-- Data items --
::::::::::
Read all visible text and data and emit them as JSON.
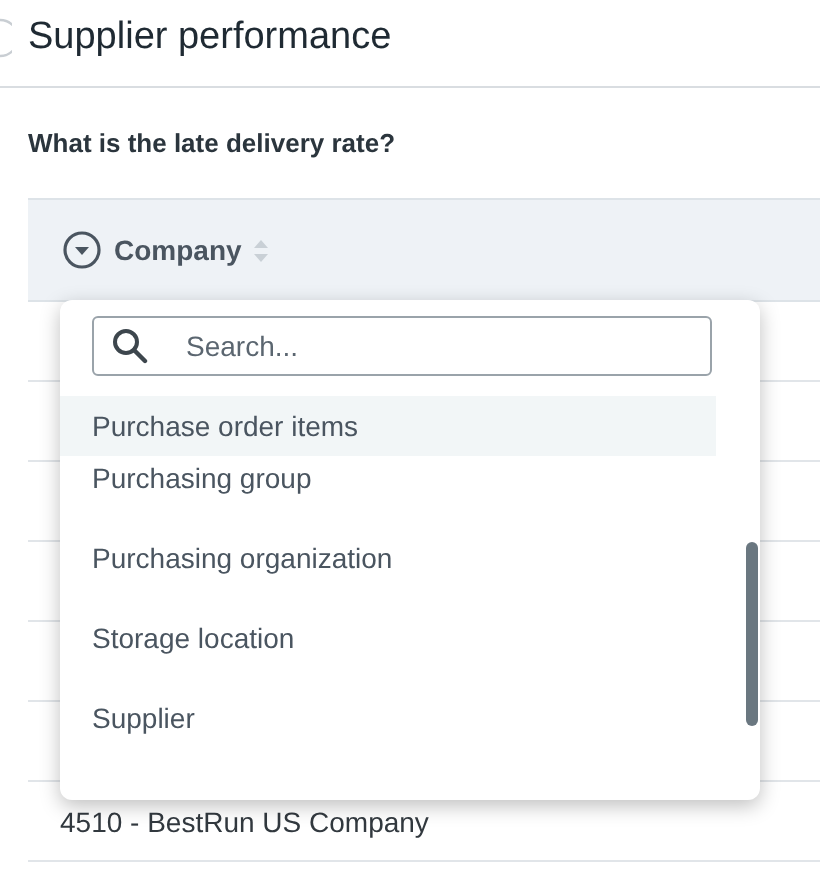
{
  "page": {
    "title": "Supplier performance"
  },
  "question": "What is the late delivery rate?",
  "table": {
    "columns": [
      {
        "label": "Company",
        "menu_open": true
      }
    ],
    "rows": [
      {
        "company": "4510 - BestRun US Company"
      }
    ]
  },
  "dropdown": {
    "search": {
      "placeholder": "Search..."
    },
    "items": [
      {
        "label": "Purchase order items",
        "selected": true
      },
      {
        "label": "Purchasing group",
        "selected": false
      },
      {
        "label": "Purchasing organization",
        "selected": false
      },
      {
        "label": "Storage location",
        "selected": false
      },
      {
        "label": "Supplier",
        "selected": false
      }
    ]
  }
}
::::::::::
-- REQUIRED WORK --
Locate all lines that include the word "Purchasing" and copy them out.

-- THE RESPONSE --
        "label": "Purchasing group",
        "label": "Purchasing organization",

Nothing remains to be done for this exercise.